START DATA ENTRIES
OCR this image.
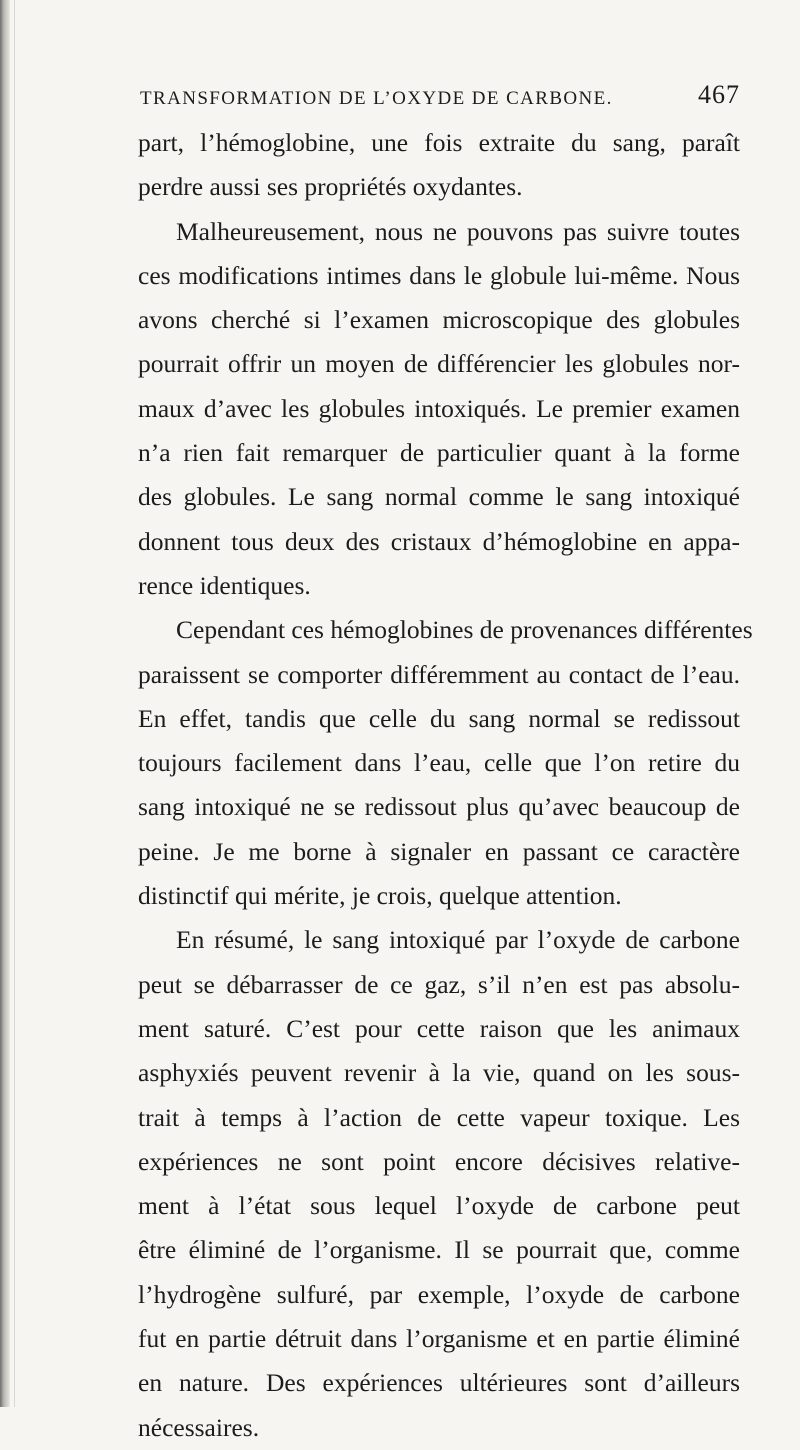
TRANSFORMATION DE L’OXYDE DE CARBONE.	467
part, l’hémoglobine, une fois extraite du sang, paraît
perdre aussi ses propriétés oxydantes.
Malheureusement, nous ne pouvons pas suivre toutes
ces modifications intimes dans le globule lui-même. Nous
avons cherché si l’examen microscopique des globules
pourrait offrir un moyen de différencier les globules nor-
maux d’avec les globules intoxiqués. Le premier examen
n’a rien fait remarquer de particulier quant à la forme
des globules. Le sang normal comme le sang intoxiqué
donnent tous deux des cristaux d’hémoglobine en appa-
rence identiques.
Cependant ces hémoglobines de provenances différentes
paraissent se comporter différemment au contact de l’eau.
En effet, tandis que celle du sang normal se redissout
toujours facilement dans l’eau, celle que l’on retire du
sang intoxiqué ne se redissout plus qu’avec beaucoup de
peine. Je me borne à signaler en passant ce caractère
distinctif qui mérite, je crois, quelque attention.
En résumé, le sang intoxiqué par l’oxyde de carbone
peut se débarrasser de ce gaz, s’il n’en est pas absolu-
ment saturé. C’est pour cette raison que les animaux
asphyxiés peuvent revenir à la vie, quand on les sous-
trait à temps à l’action de cette vapeur toxique. Les
expériences ne sont point encore décisives relative-
ment à l’état sous lequel l’oxyde de carbone peut
être éliminé de l’organisme. Il se pourrait que, comme
l’hydrogène sulfuré, par exemple, l’oxyde de carbone
fut en partie détruit dans l’organisme et en partie éliminé
en nature. Des expériences ultérieures sont d’ailleurs
nécessaires.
END DATA ENTRIES
-- GIVEN INSTRUCTION --
Determine how many lines in the records contain "examen", and reply with the number only.

-- ANSWER TO THE EXERCISE --
2